Excerpt to read
..............................

So, with the Grand Masquerade at its conclusion and the debut of some news and an art-driven animatic, word is now out that the WoD MMO is going to be based on the Masquerade, built on three spheres of playstyle (cofeeshop, sandbox, and themepark), and highlight the ideals of Danger, Power, Romance, and Mystery. One of the panels at the Grand Masquerade offered players a chance to tell the devs what they wanted to see. I took notes like a diligent designer should, and here’s the summary:

 

  • Not a lot of quests. Org versus org. Player-driven faction content and conflict.
  • Not a WOW clone. Repetitive quests are boring and unfulfilling.
  • Concerns over how mental or social influence powers are handled. How to do this well and meaningfully? Players uncomfortable with a loss of control over avatar.
  • Players want to control other characters, however.
  • Territory control. An adult-only play space. Roleplayers want a space where the integrity of the setting colors the conversation. Don’t want to suffer through Chuck Norris jokes and other immersion-breaking chatter.
  • Content that reinforces themes that are the cornerstones of the WoD. “Shivers up the spine.”
  • An exploration of who a new character is, so that he’s not just dropped tabula rasa into the world. Random backgrounds, connections to the world, hooks into world participation.
  • Powers that cleave closely to the powers that exist in the game, but also expand into new directions for appropriate Disciplines. Making them work in tandem with the system, so that they make sense in the world.
  • Finite numbers of the supernatural critter types.
  • Permadeath. Server type preference?
  • Allow social powers to be socially versatile. A character can be successful socially; not all advancement is tied to combat or traditional “leveling.”
  • Factional control of regions or assets. Benefits to controlling key areas or establishments.
  • Live team events built upon a foundation of existing world lore. Real-time events, historical Masquerade characters, GM NPCs who can be interacted with or pull players into stories.
  • Influences, boons,  hallmarks of the social origins of vampires.

..............................

Exercise set
a - In the panel summary, which four ideals is the WoD MMO said to highlight?
b - Do these statements agree with the panel summary? Answer yes or no for each, quoting the words of the summary that decide it. (i) Players asked for a large number of quests. (ii) Players were uneasy about losing control of their avatar. (iii) Players wanted a limited number of each supernatural critter type.
c - Can you repeat the panel summary word for word, between "So, with the" and "content and conflict.", inclusive?
The material after this has no connection to the panel summary.

Dataset
..............................

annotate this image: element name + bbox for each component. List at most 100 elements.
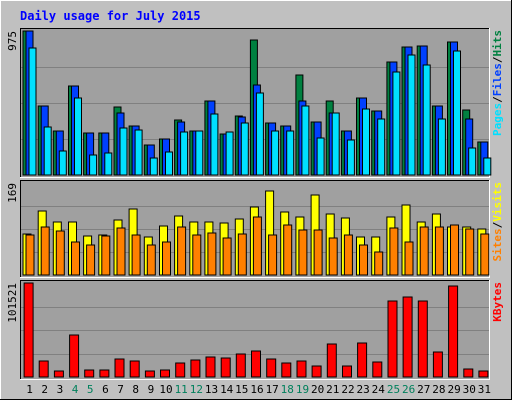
- x-tick-label-day-8: 8: [132, 383, 139, 396]
- x-tick-label-day-14: 14: [220, 383, 234, 396]
- bar-kbytes-day-9: [144, 370, 155, 378]
- bar-pages-day-3: [58, 150, 67, 176]
- bar-pages-day-27: [422, 64, 431, 176]
- bar-kbytes-day-19: [296, 360, 307, 378]
- bar-sites-day-20: [313, 229, 323, 276]
- bar-sites-day-16: [252, 216, 262, 276]
- bar-sites-day-30: [465, 228, 475, 276]
- x-tick-label-day-2: 2: [41, 383, 48, 396]
- bar-pages-day-6: [104, 152, 113, 176]
- bar-sites-day-21: [328, 237, 338, 276]
- x-tick-label-day-28: 28: [432, 383, 445, 396]
- bar-kbytes-day-18: [281, 362, 292, 378]
- bar-sites-day-3: [55, 230, 65, 276]
- bar-kbytes-day-22: [342, 365, 352, 378]
- bar-kbytes-day-14: [220, 357, 231, 378]
- y-max-label-hits: 975: [6, 31, 19, 51]
- bar-kbytes-day-28: [432, 351, 443, 378]
- x-tick-label-day-4: 4: [72, 383, 79, 396]
- bar-pages-day-12: [195, 130, 204, 176]
- bar-sites-day-8: [131, 234, 141, 276]
- bar-kbytes-day-29: [448, 285, 459, 378]
- bar-pages-day-23: [362, 108, 370, 176]
- bar-sites-day-28: [434, 226, 444, 276]
- x-tick-label-day-1: 1: [26, 383, 33, 396]
- legend-entry-pages: Pages: [491, 103, 504, 136]
- bar-sites-day-4: [71, 241, 80, 276]
- bar-pages-day-20: [316, 137, 325, 176]
- bar-pages-day-8: [134, 129, 143, 176]
- legend-entry-kbytes: KBytes: [491, 282, 504, 322]
- bar-kbytes-day-30: [463, 368, 474, 378]
- bar-kbytes-day-16: [251, 350, 261, 378]
- bar-sites-day-10: [162, 241, 171, 276]
- bar-pages-day-10: [165, 151, 173, 176]
- bar-pages-day-24: [377, 118, 386, 176]
- legend-separator: /: [491, 56, 504, 63]
- bar-kbytes-day-15: [235, 353, 246, 378]
- x-tick-label-day-20: 20: [311, 383, 324, 396]
- x-tick-label-day-7: 7: [117, 383, 124, 396]
- bar-kbytes-day-31: [478, 370, 489, 378]
- bar-pages-day-2: [43, 126, 52, 176]
- bar-kbytes-day-6: [99, 369, 110, 378]
- bar-pages-day-9: [149, 157, 158, 176]
- legend-entry-hits: Hits: [491, 30, 504, 57]
- bar-sites-day-19: [298, 229, 308, 276]
- bar-sites-day-9: [146, 244, 156, 276]
- legend-label-visits: Sites/Visits: [491, 182, 504, 262]
- bar-sites-day-2: [40, 226, 50, 276]
- legend-separator: /: [491, 221, 504, 228]
- x-tick-label-day-27: 27: [417, 383, 430, 396]
- x-tick-label-day-19: 19: [296, 383, 309, 396]
- bar-kbytes-day-13: [205, 356, 216, 378]
- x-tick-label-day-18: 18: [281, 383, 294, 396]
- bar-kbytes-day-7: [114, 358, 125, 378]
- bar-pages-day-4: [74, 97, 82, 176]
- bar-kbytes-day-11: [175, 362, 186, 378]
- bar-sites-day-13: [207, 232, 217, 276]
- x-tick-label-day-31: 31: [478, 383, 491, 396]
- bar-sites-day-12: [192, 234, 202, 276]
- x-tick-label-day-26: 26: [402, 383, 415, 396]
- x-tick-label-day-6: 6: [102, 383, 109, 396]
- bar-sites-day-29: [450, 224, 459, 276]
- bar-kbytes-day-21: [326, 343, 337, 378]
- bar-sites-day-31: [480, 233, 490, 276]
- x-tick-label-day-29: 29: [447, 383, 460, 396]
- bar-sites-day-25: [389, 227, 399, 276]
- legend-separator: /: [491, 96, 504, 103]
- bar-kbytes-day-8: [129, 360, 140, 378]
- bar-kbytes-day-25: [387, 300, 398, 378]
- bar-pages-day-13: [210, 113, 219, 176]
- x-tick-label-day-9: 9: [148, 383, 155, 396]
- bar-sites-day-24: [374, 251, 384, 276]
- legend-label-hits: Pages/Files/Hits: [491, 30, 504, 136]
- bar-pages-day-1: [28, 47, 37, 176]
- x-tick-label-day-16: 16: [250, 383, 263, 396]
- bar-pages-day-5: [89, 154, 98, 176]
- bar-kbytes-day-12: [190, 359, 201, 378]
- bar-kbytes-day-27: [417, 300, 428, 378]
- x-axis-labels: 1 2 3 4 5 6 7 8 9 10 11 12 13 14 15 16 17 18 19 20 21 22 23 24 2…: [26, 383, 491, 396]
- legend-entry-files: Files: [491, 63, 504, 96]
- bar-kbytes-day-3: [53, 370, 64, 378]
- bar-pages-day-19: [301, 105, 310, 176]
- bar-kbytes-day-4: [69, 334, 80, 378]
- bar-pages-day-26: [407, 54, 416, 176]
- bar-sites-day-22: [343, 234, 353, 276]
- bar-kbytes-day-2: [38, 360, 49, 378]
- x-tick-label-day-24: 24: [372, 383, 386, 396]
- x-tick-label-day-11: 11: [175, 383, 188, 396]
- bar-pages-day-31: [483, 157, 492, 176]
- bar-pages-day-30: [468, 147, 477, 176]
- legend-entry-visits: Visits: [491, 182, 504, 222]
- bar-sites-day-23: [359, 244, 368, 276]
- bar-pages-day-7: [119, 127, 128, 176]
- bar-kbytes-day-5: [84, 369, 95, 378]
- bar-sites-day-27: [419, 226, 429, 276]
- y-max-label-visits: 169: [6, 183, 19, 203]
- x-tick-label-day-15: 15: [235, 383, 248, 396]
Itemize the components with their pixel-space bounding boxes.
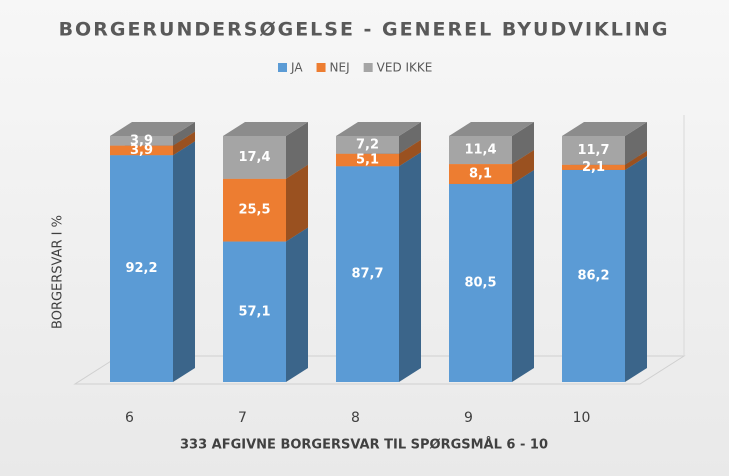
bar-segment	[336, 152, 421, 382]
bar-side	[625, 122, 647, 165]
bar-side	[625, 155, 647, 382]
value-label: 57,1	[238, 304, 270, 319]
value-label: 92,2	[125, 261, 157, 276]
bar-segment	[110, 122, 195, 146]
bar-front	[562, 169, 625, 382]
bar-top	[336, 122, 421, 136]
value-label: 5,1	[356, 152, 379, 167]
x-tick-label: 8	[351, 410, 360, 426]
chart-title: BORGERUNDERSØGELSE - GENEREL BYUDVIKLING	[59, 19, 670, 41]
bar-segment	[562, 122, 647, 165]
bar-front	[336, 136, 399, 154]
bar-side	[512, 169, 534, 382]
bar-segment	[562, 155, 647, 382]
bar-front	[449, 183, 512, 382]
value-label: 25,5	[238, 203, 270, 218]
value-label: 8,1	[469, 167, 492, 182]
y-axis-title: BORGERSVAR I %	[51, 215, 66, 329]
bar-front	[449, 164, 512, 184]
bar-front	[336, 166, 399, 382]
value-label: 11,7	[577, 143, 609, 158]
bar-side	[512, 122, 534, 165]
bar-front	[223, 136, 286, 179]
bar-side	[399, 122, 421, 154]
x-tick-label: 7	[238, 410, 247, 426]
bar-segment	[223, 122, 308, 179]
legend-swatch	[316, 63, 326, 72]
value-label: 3,9	[130, 133, 153, 148]
bar-side	[173, 122, 195, 146]
bar-side	[286, 122, 308, 179]
bar-side	[399, 152, 421, 382]
bar-side	[512, 150, 534, 184]
bar-front	[562, 136, 625, 165]
bar-front	[223, 241, 286, 382]
bar-segment	[449, 122, 534, 165]
bar-front	[562, 164, 625, 170]
value-label: 86,2	[577, 268, 609, 283]
bar-front	[336, 153, 399, 167]
value-label: 2,1	[582, 160, 605, 175]
bar-front	[449, 136, 512, 165]
x-tick-label: 9	[464, 410, 473, 426]
bar-side	[399, 139, 421, 167]
bar-top	[223, 122, 308, 136]
bar-segment	[449, 169, 534, 382]
x-tick-label: 6	[125, 410, 134, 426]
bar-front	[110, 136, 173, 146]
bar-front	[223, 178, 286, 242]
bar-top	[562, 122, 647, 136]
legend-swatch	[278, 63, 287, 72]
legend-swatch	[363, 63, 373, 72]
x-tick-label: 10	[573, 410, 591, 426]
bar-front	[110, 155, 173, 382]
bar-side	[625, 150, 647, 170]
bar-side	[173, 141, 195, 382]
bar-top	[449, 122, 534, 136]
x-axis-title: 333 AFGIVNE BORGERSVAR TIL SPØRGSMÅL 6 -…	[180, 437, 548, 453]
bar-top	[110, 122, 195, 136]
bar-front	[110, 145, 173, 156]
value-label: 3,9	[130, 143, 153, 158]
value-label: 17,4	[238, 150, 270, 165]
bar-segment	[336, 122, 421, 154]
legend-label: JA	[290, 61, 303, 75]
value-label: 87,7	[351, 267, 383, 282]
value-label: 7,2	[356, 137, 379, 152]
value-label: 80,5	[464, 275, 496, 290]
bar-side	[173, 131, 195, 156]
legend-label: VED IKKE	[377, 61, 433, 75]
bar-side	[286, 164, 308, 242]
legend-label: NEJ	[330, 61, 350, 75]
value-label: 11,4	[464, 143, 496, 158]
bar-side	[286, 227, 308, 382]
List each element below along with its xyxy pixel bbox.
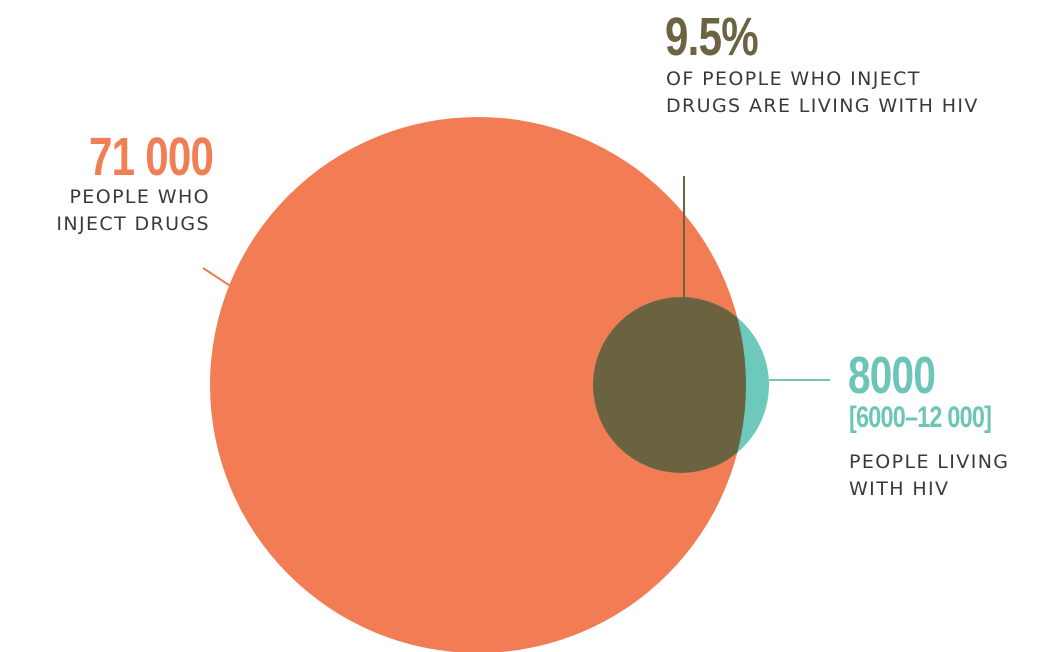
overlap-region [593,297,746,473]
pwid-caption: PEOPLE WHO INJECT DRUGS [56,184,210,238]
pwid-caption-line: INJECT DRUGS [56,213,210,235]
hiv-caption: PEOPLE LIVING WITH HIV [849,449,1009,503]
overlap-caption-line: OF PEOPLE WHO INJECT [666,68,921,90]
hiv-value: 8000 [848,347,936,405]
overlap-caption-line: DRUGS ARE LIVING WITH HIV [666,95,979,117]
overlap-value: 9.5% [665,7,759,67]
hiv-caption-line: WITH HIV [849,478,950,500]
hiv-caption-line: PEOPLE LIVING [849,451,1010,473]
pwid-value: 71 000 [88,127,214,187]
pwid-circle [210,117,746,652]
overlap-caption: OF PEOPLE WHO INJECT DRUGS ARE LIVING WI… [666,66,979,120]
hiv-range: [6000–12 000] [849,401,992,434]
pwid-leader-line [202,267,233,288]
pwid-caption-line: PEOPLE WHO [69,186,210,208]
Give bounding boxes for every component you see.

..............................

Solutions
a - Danger, Power, Romance, and Mystery.

b -
(i) No: "Not a lot of quests."
(ii) Yes: "Players uncomfortable with a loss of control over avatar."
(iii) Yes: "Finite numbers of the supernatural critter types."

c -
So, with the Grand Masquerade at its conclusion and the debut of some news and an art-driven animatic, word is now out that the WoD MMO is going to be based on the Masquerade, built on three spheres of playstyle (cofeeshop, sandbox, and themepark), and highlight the ideals of Danger, Power, Romance, and Mystery. One of the panels at the Grand Masquerade offered players a chance to tell the devs what they wanted to see. I took notes like a diligent designer should, and here’s the summary:

 

  • Not a lot of quests. Org versus org. Player-driven faction content and conflict.